--- start Dataset entries ---

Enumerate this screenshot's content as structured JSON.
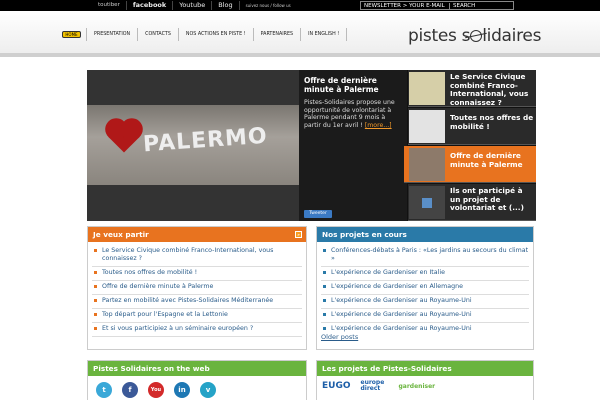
{
  "topbar": {
    "social": [
      "toutiber",
      "facebook",
      "Youtube",
      "Blog",
      "suivez nous / follow us"
    ],
    "newsletter_label": "NEWSLETTER > YOUR E-MAIL",
    "search_label": "SEARCH"
  },
  "header": {
    "home_label": "HOME",
    "nav": [
      "PRESENTATION",
      "CONTACTS",
      "NOS ACTIONS EN PISTE !",
      "PARTENAIRES",
      "IN ENGLISH !"
    ],
    "logo_left": "pistes s",
    "logo_right": "lidaires"
  },
  "slider": {
    "photo_text": "PALERMO",
    "caption_title": "Offre de dernière minute à Palerme",
    "caption_text": "Pistes-Solidaires propose une opportunité de volontariat à Palerme pendant 9 mois à partir du 1er avril !",
    "caption_more": "[more...]",
    "tweet_label": "Tweeter",
    "tabs": [
      {
        "title": "Le Service Civique combiné Franco-International, vous connaissez ?"
      },
      {
        "title": "Toutes nos offres de mobilité !"
      },
      {
        "title": "Offre de dernière minute à Palerme"
      },
      {
        "title": "Ils ont participé à un projet de volontariat et (...)"
      }
    ]
  },
  "je_veux_partir": {
    "title": "Je veux partir",
    "items": [
      "Le Service Civique combiné Franco-International, vous connaissez ?",
      "Toutes nos offres de mobilité !",
      "Offre de dernière minute à Palerme",
      "Partez en mobilité avec Pistes-Solidaires Méditerranée",
      "Top départ pour l'Espagne et la Lettonie",
      "Et si vous participiez à un séminaire européen ?"
    ]
  },
  "projets": {
    "title": "Nos projets en cours",
    "items": [
      "Conférences-débats à Paris : «Les jardins au secours du climat »",
      "L'expérience de Gardeniser en Italie",
      "L'expérience de Gardeniser en Allemagne",
      "L'expérience de Gardeniser au Royaume-Uni",
      "L'expérience de Gardeniser au Royaume-Uni",
      "L'expérience de Gardeniser au Royaume-Uni"
    ],
    "older": "Older posts"
  },
  "web": {
    "title": "Pistes Solidaires on the web",
    "icons": [
      "t",
      "f",
      "You",
      "in",
      "v"
    ]
  },
  "partners": {
    "title": "Les projets de Pistes-Solidaires",
    "logos": [
      "EUGO",
      "europe direct",
      "gardeniser"
    ]
  },
  "colors": {
    "orange": "#e8731f",
    "blue": "#2a7aa8",
    "green": "#6ab43e",
    "yellow": "#f2c200"
  }
}
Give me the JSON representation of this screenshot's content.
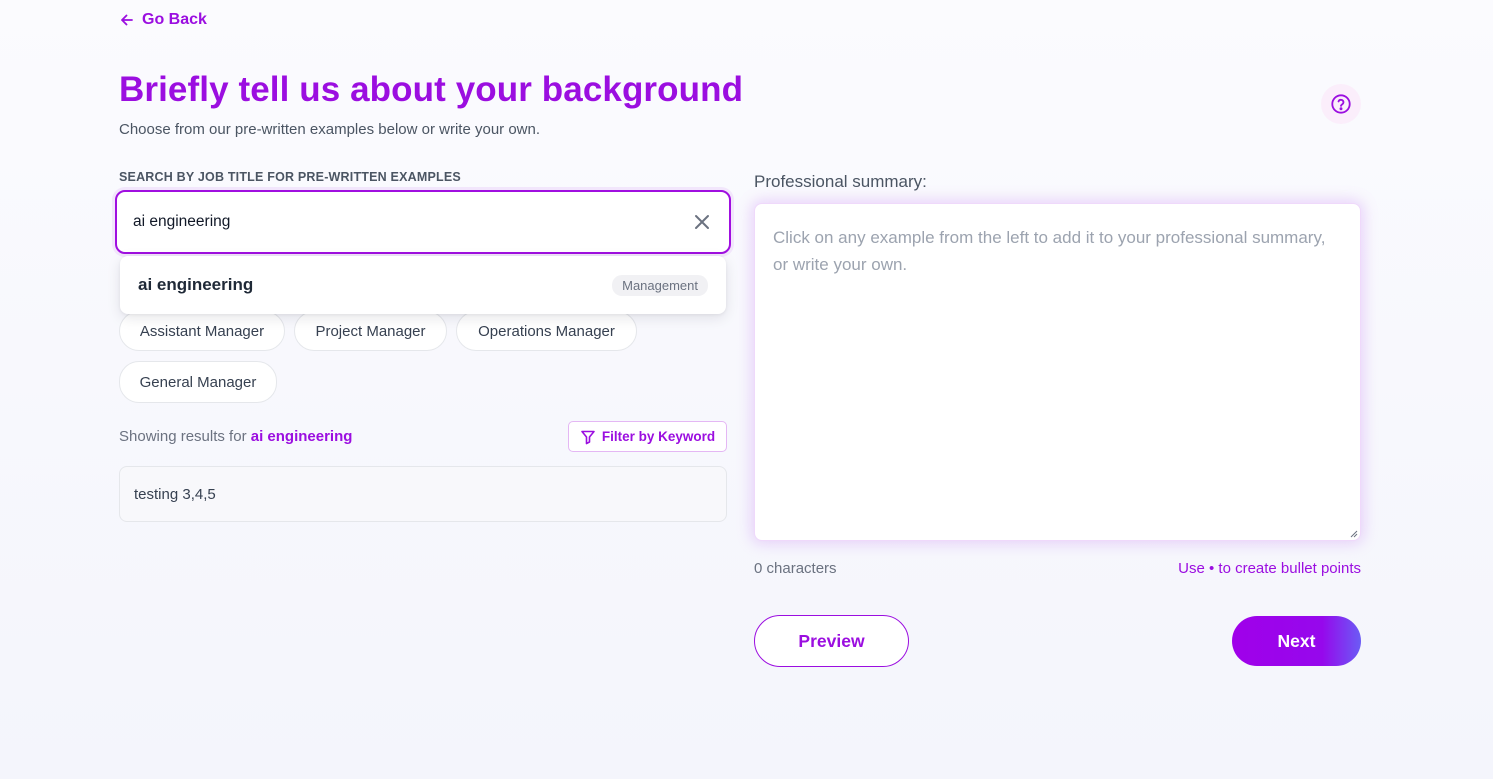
{
  "nav": {
    "back_label": "Go Back"
  },
  "header": {
    "title": "Briefly tell us about your background",
    "subtitle": "Choose from our pre-written examples below or write your own."
  },
  "search": {
    "label": "SEARCH BY JOB TITLE FOR PRE-WRITTEN EXAMPLES",
    "value": "ai engineering",
    "suggestion": {
      "name": "ai engineering",
      "category": "Management"
    }
  },
  "chips": [
    "Assistant Manager",
    "Project Manager",
    "Operations Manager",
    "General Manager"
  ],
  "results": {
    "prefix": "Showing results for ",
    "query": "ai engineering",
    "filter_label": "Filter by Keyword",
    "examples": [
      "testing 3,4,5"
    ]
  },
  "summary": {
    "label": "Professional summary:",
    "placeholder": "Click on any example from the left to add it to your professional summary, or write your own.",
    "char_count": "0 characters",
    "hint": "Use • to create bullet points"
  },
  "actions": {
    "preview": "Preview",
    "next": "Next"
  },
  "colors": {
    "accent": "#9b0ee0",
    "next_gradient_end": "#6b5cf5"
  },
  "icons": [
    "arrow-left-icon",
    "help-circle-icon",
    "close-icon",
    "filter-icon"
  ]
}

--- end Dataset entries ---

#### Work required:
Among the lines of the data, identify those with the word "engineering". Copy each of them.

#### Solution to this exercise:
    "value": "ai engineering",
      "name": "ai engineering",
    "query": "ai engineering",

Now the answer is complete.